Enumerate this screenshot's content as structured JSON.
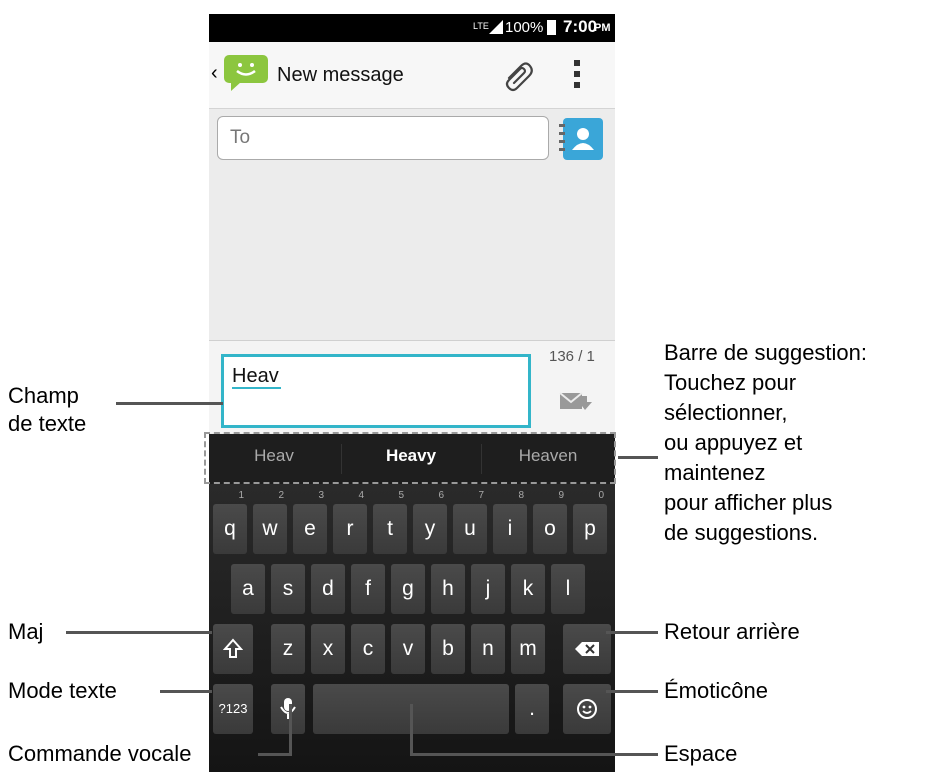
{
  "status_bar": {
    "signal": "LTE",
    "battery_pct": "100%",
    "time": "7:00",
    "ampm": "PM"
  },
  "action_bar": {
    "title": "New message"
  },
  "recipient": {
    "placeholder": "To"
  },
  "compose": {
    "text": "Heav",
    "counter": "136 / 1"
  },
  "suggestions": [
    "Heav",
    "Heavy",
    "Heaven"
  ],
  "keyboard": {
    "row1": [
      {
        "k": "q",
        "n": "1"
      },
      {
        "k": "w",
        "n": "2"
      },
      {
        "k": "e",
        "n": "3"
      },
      {
        "k": "r",
        "n": "4"
      },
      {
        "k": "t",
        "n": "5"
      },
      {
        "k": "y",
        "n": "6"
      },
      {
        "k": "u",
        "n": "7"
      },
      {
        "k": "i",
        "n": "8"
      },
      {
        "k": "o",
        "n": "9"
      },
      {
        "k": "p",
        "n": "0"
      }
    ],
    "row2": [
      "a",
      "s",
      "d",
      "f",
      "g",
      "h",
      "j",
      "k",
      "l"
    ],
    "row3": [
      "z",
      "x",
      "c",
      "v",
      "b",
      "n",
      "m"
    ],
    "mode_key": "?123",
    "period_key": "."
  },
  "callouts": {
    "text_field": "Champ\nde texte",
    "suggestion_bar": "Barre de suggestion:\nTouchez pour\nsélectionner,\nou appuyez et\nmaintenez\npour afficher plus\nde suggestions.",
    "shift": "Maj",
    "text_mode": "Mode texte",
    "voice": "Commande vocale",
    "backspace": "Retour arrière",
    "emoticon": "Émoticône",
    "space": "Espace"
  },
  "colors": {
    "accent": "#33b5c9",
    "message_icon_green": "#8cc63f",
    "contact_icon_blue": "#3aa6d8"
  }
}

■ ■ ■

- **YOUR GOAL**
Copy each line above that contains the word "suggestions".

- **IN RESPONSE**
  "suggestions": [
    "suggestion_bar": "Barre de suggestion:\nTouchez pour\nsélectionner,\nou appuyez et\nmaintenez\npour afficher plus\nde suggestions.",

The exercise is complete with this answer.